Go through the records and copy each line where the word "header" occurs.

*** DATASET RECORDS ***

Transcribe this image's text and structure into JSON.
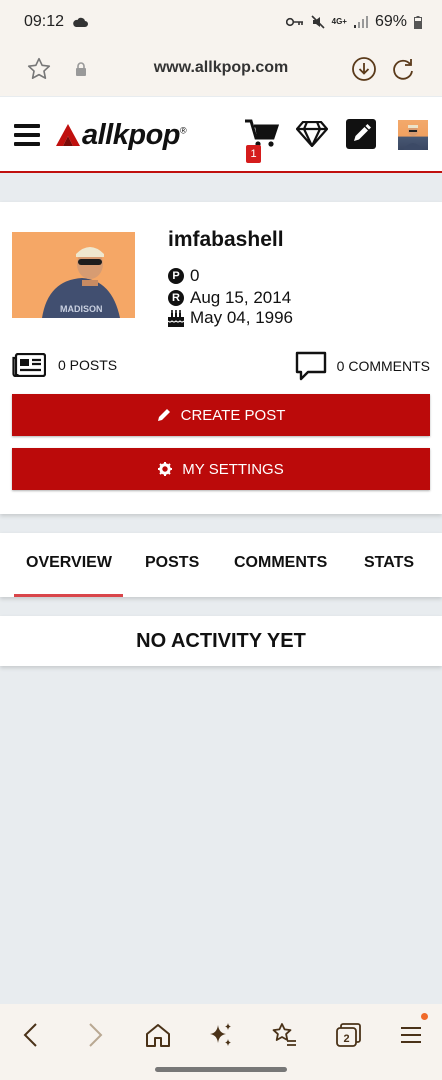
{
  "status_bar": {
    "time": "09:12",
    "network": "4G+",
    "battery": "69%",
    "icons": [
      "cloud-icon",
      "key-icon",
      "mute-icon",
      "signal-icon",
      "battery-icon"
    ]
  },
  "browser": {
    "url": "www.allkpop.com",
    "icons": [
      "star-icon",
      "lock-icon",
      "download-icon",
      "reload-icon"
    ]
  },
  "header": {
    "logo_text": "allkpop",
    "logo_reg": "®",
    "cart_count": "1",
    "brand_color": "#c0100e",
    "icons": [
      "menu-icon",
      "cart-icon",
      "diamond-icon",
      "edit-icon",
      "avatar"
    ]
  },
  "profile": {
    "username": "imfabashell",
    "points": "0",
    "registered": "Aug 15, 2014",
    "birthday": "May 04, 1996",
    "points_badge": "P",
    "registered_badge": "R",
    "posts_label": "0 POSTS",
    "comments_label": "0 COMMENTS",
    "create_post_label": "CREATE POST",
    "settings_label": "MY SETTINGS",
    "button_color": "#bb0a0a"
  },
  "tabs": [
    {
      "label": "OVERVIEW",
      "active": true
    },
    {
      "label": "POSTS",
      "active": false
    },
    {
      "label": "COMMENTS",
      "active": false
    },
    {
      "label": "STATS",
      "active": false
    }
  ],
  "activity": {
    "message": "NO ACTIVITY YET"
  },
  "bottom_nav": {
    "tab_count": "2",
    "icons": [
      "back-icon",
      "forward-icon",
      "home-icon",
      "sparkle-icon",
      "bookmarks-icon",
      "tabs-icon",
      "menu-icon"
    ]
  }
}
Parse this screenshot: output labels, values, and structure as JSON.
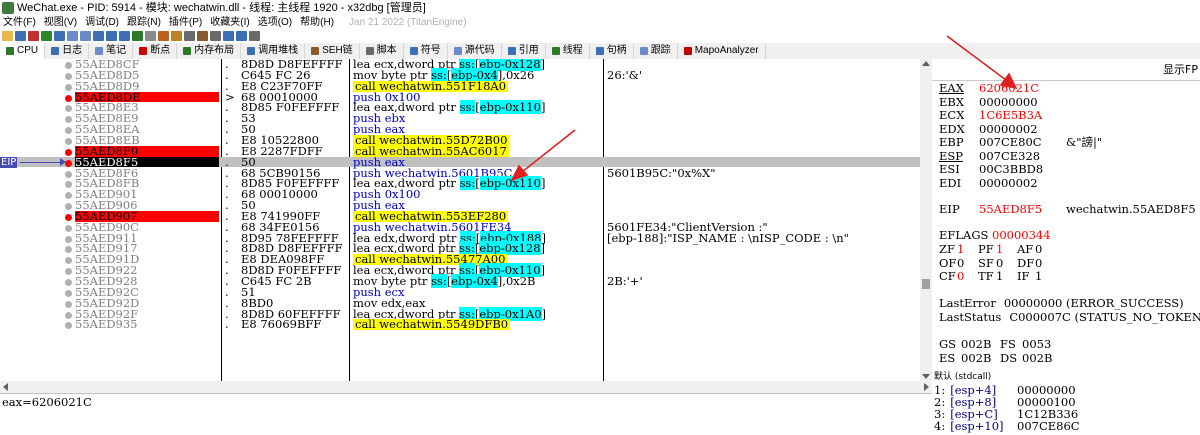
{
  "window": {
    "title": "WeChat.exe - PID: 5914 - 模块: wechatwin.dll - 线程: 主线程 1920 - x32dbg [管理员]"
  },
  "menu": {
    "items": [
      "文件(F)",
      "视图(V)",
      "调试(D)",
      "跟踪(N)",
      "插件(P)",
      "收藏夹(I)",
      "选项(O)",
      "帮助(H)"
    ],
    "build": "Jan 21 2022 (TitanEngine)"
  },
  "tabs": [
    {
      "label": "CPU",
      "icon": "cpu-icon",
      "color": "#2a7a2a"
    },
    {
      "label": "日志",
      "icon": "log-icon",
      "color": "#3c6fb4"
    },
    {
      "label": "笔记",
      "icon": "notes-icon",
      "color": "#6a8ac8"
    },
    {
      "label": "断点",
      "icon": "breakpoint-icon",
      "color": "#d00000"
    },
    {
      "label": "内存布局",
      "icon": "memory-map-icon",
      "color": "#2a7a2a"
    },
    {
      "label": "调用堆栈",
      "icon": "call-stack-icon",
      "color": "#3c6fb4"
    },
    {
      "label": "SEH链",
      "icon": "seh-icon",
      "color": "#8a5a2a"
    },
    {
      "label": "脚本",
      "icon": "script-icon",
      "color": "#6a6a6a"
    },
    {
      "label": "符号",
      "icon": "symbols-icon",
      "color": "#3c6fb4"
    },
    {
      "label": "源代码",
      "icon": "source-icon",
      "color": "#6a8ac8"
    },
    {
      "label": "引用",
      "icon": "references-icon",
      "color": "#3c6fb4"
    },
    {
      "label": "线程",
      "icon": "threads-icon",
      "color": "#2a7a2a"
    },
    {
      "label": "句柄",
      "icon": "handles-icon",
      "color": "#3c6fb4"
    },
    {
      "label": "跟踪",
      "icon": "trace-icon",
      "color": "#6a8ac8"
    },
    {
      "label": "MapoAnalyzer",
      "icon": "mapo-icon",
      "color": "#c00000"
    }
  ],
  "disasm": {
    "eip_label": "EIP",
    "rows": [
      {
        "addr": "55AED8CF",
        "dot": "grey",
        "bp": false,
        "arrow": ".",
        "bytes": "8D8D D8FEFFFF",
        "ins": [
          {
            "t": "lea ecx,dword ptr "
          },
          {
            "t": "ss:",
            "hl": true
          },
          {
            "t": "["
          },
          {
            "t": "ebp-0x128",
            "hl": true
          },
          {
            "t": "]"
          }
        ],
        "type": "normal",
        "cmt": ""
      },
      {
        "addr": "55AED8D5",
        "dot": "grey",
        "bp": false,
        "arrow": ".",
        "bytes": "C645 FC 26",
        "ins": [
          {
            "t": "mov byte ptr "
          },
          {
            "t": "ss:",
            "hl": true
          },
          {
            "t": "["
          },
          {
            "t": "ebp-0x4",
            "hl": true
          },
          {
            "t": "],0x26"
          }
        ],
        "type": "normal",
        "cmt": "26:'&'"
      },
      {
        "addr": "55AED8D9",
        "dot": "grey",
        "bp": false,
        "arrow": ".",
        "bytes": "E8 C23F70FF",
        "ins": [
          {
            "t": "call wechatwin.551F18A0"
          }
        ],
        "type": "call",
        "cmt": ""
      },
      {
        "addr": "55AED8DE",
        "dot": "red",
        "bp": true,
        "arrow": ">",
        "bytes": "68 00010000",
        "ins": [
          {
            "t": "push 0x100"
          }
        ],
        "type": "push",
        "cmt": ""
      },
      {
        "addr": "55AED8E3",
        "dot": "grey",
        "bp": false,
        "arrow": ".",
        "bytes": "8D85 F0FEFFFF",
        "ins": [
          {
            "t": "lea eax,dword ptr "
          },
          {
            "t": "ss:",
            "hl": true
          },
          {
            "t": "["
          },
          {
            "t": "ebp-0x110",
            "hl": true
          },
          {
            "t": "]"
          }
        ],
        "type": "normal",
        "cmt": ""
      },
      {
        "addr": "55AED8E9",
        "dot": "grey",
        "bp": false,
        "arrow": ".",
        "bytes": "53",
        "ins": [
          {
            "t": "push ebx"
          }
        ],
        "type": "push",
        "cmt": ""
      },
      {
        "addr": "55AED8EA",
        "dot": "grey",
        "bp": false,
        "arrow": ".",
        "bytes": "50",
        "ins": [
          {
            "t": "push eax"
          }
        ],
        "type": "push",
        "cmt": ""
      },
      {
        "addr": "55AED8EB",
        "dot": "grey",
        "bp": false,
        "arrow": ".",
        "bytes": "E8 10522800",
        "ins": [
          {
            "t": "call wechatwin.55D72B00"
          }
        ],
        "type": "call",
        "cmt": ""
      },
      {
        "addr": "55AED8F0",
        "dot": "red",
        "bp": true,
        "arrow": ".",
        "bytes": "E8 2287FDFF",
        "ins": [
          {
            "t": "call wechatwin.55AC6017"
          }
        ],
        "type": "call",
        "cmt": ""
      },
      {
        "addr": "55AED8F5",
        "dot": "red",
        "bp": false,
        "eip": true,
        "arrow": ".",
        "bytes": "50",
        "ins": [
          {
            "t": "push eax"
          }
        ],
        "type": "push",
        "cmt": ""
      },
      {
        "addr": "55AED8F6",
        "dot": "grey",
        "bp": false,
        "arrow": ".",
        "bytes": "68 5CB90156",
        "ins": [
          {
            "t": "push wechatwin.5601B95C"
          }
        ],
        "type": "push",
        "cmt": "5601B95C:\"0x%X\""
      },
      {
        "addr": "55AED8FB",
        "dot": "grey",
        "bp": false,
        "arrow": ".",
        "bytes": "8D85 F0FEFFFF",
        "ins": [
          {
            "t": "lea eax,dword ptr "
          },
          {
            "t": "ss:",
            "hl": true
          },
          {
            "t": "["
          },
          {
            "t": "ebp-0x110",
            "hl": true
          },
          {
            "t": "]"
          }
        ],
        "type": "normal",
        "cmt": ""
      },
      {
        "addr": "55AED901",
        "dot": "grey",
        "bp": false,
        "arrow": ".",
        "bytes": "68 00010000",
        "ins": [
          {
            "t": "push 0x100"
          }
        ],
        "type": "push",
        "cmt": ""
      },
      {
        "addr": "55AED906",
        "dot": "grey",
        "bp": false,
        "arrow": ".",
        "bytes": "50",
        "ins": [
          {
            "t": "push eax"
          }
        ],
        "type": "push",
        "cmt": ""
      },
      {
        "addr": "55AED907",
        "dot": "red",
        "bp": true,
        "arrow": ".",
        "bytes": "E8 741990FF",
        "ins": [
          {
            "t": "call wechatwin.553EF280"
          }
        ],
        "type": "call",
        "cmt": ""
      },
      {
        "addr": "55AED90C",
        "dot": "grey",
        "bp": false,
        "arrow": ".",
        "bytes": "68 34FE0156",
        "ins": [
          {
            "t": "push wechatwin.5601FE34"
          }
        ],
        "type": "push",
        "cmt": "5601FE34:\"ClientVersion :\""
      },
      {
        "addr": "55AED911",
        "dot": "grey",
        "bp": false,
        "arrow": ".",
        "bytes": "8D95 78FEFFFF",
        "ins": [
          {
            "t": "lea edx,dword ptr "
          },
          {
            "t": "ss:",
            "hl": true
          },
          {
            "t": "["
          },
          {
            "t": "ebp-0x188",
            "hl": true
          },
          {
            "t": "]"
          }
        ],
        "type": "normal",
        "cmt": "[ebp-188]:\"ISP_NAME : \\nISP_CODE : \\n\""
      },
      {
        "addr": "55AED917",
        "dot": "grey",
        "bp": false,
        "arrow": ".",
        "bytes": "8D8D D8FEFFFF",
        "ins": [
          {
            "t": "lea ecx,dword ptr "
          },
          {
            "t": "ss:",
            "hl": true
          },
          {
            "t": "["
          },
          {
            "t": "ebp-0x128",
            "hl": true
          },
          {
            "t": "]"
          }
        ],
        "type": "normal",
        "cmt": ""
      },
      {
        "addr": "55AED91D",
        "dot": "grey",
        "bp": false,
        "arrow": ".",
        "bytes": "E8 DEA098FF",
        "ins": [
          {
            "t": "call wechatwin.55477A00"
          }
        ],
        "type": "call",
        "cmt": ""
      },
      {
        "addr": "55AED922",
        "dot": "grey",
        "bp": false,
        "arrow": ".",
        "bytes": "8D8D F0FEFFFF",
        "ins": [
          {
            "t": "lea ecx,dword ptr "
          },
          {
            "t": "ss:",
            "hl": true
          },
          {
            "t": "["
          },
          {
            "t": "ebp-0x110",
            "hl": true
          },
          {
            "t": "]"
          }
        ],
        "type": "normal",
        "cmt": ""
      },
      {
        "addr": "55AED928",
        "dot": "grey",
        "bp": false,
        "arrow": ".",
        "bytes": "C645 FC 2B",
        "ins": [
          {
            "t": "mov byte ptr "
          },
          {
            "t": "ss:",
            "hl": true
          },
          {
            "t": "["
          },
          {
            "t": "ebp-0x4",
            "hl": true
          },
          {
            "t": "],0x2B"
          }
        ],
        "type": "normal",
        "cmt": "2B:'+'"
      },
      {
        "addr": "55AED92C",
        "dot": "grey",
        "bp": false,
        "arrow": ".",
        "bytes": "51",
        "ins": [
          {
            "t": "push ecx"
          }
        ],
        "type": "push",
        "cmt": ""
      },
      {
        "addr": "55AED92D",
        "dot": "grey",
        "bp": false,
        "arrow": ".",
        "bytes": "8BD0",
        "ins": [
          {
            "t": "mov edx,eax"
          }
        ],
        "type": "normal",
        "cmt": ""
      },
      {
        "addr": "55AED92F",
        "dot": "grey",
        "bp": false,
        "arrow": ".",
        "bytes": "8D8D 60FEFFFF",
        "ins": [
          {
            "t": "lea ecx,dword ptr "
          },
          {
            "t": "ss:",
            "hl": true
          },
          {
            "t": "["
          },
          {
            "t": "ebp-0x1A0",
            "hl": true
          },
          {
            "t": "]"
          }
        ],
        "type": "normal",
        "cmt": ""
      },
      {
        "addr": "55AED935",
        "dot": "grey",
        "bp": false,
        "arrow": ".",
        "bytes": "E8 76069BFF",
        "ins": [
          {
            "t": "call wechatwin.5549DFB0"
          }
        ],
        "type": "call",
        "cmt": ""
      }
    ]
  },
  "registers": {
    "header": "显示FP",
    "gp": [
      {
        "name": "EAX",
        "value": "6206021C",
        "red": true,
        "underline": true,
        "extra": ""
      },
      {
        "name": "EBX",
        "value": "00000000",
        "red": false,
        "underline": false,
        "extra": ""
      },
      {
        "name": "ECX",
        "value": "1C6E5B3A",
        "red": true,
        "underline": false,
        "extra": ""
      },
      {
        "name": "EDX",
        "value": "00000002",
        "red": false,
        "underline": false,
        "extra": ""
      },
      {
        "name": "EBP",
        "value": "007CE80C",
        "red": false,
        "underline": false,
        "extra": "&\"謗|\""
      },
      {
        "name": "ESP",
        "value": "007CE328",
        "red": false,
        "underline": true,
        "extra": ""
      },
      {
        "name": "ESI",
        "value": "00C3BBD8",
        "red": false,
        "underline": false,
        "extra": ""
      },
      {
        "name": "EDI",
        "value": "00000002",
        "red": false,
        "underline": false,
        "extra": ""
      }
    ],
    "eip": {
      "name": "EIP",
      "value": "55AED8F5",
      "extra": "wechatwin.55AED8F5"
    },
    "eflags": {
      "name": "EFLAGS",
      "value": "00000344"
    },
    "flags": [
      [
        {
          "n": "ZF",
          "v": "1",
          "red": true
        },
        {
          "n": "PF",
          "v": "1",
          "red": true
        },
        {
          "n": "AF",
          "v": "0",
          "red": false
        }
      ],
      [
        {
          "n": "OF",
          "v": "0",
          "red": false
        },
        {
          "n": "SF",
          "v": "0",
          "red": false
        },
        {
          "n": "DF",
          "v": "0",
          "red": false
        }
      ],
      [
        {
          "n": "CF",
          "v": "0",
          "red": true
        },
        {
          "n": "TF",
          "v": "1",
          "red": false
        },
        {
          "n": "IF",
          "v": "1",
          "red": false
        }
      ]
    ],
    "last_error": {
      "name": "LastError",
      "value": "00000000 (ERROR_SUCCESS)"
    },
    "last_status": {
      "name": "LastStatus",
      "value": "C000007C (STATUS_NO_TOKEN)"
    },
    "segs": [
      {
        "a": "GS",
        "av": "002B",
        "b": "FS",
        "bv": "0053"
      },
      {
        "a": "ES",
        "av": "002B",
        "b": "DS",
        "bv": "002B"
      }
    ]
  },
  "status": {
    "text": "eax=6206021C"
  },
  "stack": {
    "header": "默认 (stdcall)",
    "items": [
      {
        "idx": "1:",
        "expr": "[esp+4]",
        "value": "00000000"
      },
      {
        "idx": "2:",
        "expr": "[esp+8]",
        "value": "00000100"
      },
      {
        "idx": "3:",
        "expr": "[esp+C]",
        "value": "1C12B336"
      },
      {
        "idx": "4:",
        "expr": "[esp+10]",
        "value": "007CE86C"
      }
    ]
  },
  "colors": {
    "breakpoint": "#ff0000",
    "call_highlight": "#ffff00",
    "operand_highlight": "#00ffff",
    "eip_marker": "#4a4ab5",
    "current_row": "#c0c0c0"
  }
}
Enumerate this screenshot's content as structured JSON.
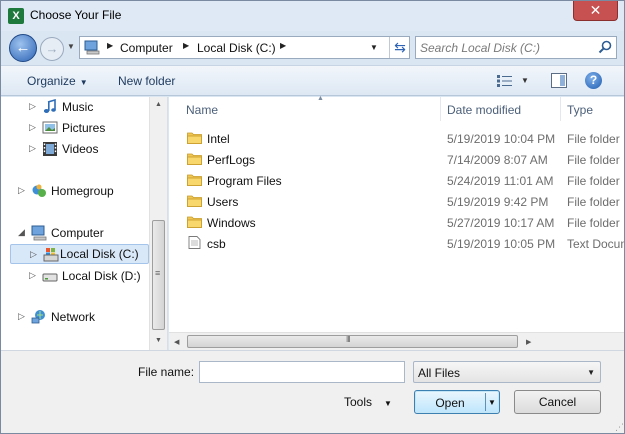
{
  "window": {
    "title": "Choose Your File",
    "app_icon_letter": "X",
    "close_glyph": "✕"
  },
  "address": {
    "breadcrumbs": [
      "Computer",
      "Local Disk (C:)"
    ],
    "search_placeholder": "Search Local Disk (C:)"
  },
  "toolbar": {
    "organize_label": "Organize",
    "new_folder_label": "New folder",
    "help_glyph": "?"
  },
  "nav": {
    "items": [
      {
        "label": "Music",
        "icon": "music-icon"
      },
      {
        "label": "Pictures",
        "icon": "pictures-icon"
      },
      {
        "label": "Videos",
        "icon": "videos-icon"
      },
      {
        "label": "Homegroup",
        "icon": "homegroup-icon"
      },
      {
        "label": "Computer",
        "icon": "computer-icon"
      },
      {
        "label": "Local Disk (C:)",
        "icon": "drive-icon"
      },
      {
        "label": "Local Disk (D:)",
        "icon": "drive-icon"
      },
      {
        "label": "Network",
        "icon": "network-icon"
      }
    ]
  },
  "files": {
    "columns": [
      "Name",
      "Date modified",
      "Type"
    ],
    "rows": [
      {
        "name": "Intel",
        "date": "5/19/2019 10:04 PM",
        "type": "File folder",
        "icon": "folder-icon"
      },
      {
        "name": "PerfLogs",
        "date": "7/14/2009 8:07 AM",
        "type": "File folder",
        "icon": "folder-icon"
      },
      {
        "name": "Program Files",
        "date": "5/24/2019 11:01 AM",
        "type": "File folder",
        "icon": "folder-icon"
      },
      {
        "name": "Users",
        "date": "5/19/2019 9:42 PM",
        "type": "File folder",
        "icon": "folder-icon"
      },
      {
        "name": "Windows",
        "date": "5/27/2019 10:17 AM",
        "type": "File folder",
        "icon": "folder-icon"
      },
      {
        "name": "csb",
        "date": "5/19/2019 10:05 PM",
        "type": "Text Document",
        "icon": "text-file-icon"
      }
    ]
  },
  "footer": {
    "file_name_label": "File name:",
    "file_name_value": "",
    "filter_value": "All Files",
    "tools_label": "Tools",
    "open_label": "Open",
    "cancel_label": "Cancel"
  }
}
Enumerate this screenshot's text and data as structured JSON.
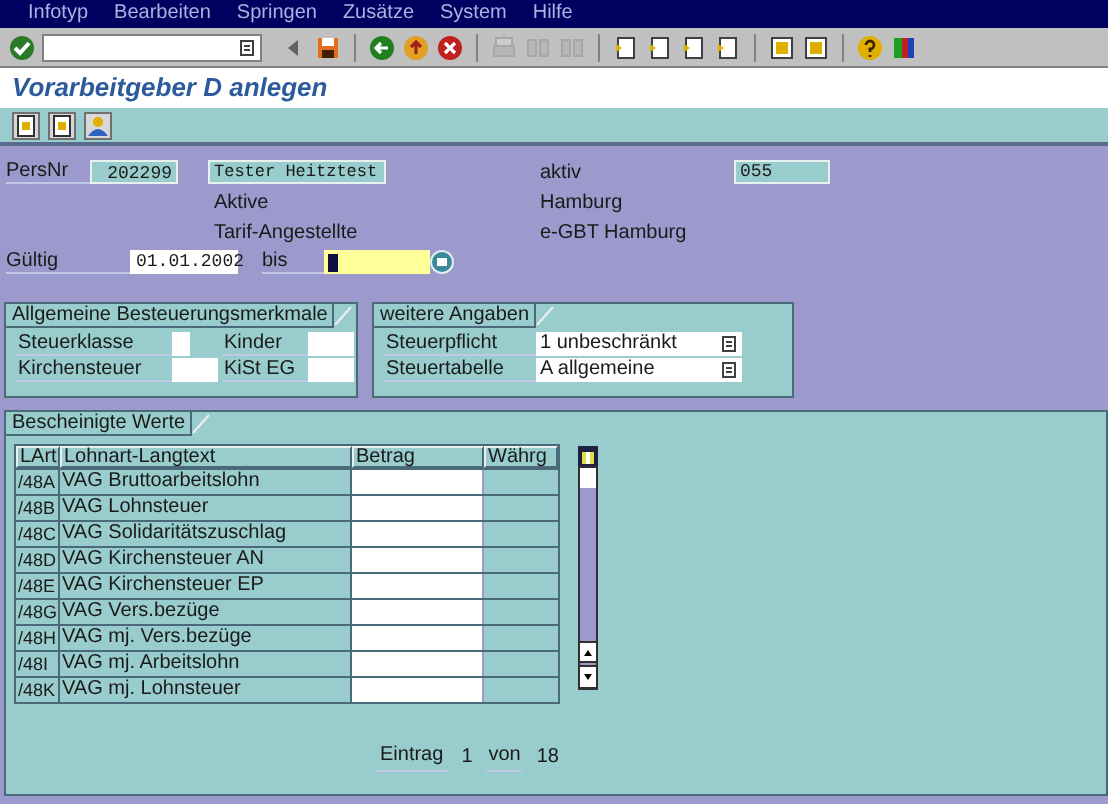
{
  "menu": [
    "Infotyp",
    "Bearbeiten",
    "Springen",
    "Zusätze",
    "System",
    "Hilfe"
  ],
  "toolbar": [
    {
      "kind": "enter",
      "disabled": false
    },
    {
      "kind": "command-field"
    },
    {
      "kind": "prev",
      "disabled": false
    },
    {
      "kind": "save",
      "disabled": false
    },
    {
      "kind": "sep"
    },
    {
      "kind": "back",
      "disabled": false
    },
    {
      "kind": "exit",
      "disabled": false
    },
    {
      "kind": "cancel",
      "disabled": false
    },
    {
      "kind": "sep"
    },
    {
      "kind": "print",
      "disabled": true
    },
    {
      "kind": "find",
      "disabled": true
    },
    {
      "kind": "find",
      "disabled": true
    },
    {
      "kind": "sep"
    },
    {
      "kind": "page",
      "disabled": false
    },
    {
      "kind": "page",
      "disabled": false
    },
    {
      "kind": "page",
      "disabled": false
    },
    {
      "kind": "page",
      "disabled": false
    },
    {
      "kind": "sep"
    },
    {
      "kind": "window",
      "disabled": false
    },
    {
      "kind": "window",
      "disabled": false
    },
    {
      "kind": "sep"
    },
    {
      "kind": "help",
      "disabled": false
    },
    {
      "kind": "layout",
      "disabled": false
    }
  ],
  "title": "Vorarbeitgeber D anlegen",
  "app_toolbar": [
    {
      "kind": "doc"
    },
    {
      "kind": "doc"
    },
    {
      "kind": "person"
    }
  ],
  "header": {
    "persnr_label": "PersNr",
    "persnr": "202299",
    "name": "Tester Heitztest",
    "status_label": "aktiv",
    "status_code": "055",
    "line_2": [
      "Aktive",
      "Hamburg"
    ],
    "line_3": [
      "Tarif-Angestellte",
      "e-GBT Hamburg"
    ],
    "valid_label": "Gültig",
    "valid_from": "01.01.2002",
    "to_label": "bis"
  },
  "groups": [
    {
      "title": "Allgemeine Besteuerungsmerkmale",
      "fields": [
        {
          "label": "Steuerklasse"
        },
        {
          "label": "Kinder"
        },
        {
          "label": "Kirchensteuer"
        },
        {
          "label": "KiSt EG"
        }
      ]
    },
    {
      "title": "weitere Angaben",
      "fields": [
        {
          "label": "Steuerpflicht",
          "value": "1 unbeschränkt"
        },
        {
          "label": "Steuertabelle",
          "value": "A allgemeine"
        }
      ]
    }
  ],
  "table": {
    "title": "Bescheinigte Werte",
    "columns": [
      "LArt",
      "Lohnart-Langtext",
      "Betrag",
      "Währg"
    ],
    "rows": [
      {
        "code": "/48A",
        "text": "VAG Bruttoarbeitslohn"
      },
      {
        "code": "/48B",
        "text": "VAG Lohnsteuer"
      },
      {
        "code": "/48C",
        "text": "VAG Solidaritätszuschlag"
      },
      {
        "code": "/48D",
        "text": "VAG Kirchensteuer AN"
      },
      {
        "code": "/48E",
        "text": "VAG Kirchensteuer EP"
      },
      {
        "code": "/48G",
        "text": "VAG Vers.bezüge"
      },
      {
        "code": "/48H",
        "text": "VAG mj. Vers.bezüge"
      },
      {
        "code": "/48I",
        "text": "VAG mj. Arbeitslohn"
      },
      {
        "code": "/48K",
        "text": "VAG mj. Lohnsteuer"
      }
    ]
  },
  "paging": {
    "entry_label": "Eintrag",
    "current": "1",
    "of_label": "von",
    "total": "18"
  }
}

***

_OUTPUT OF THE EXERCISE_
  "header": {
    "header": "显示FP",
    "header": "默认 (stdcall)",
  "header": {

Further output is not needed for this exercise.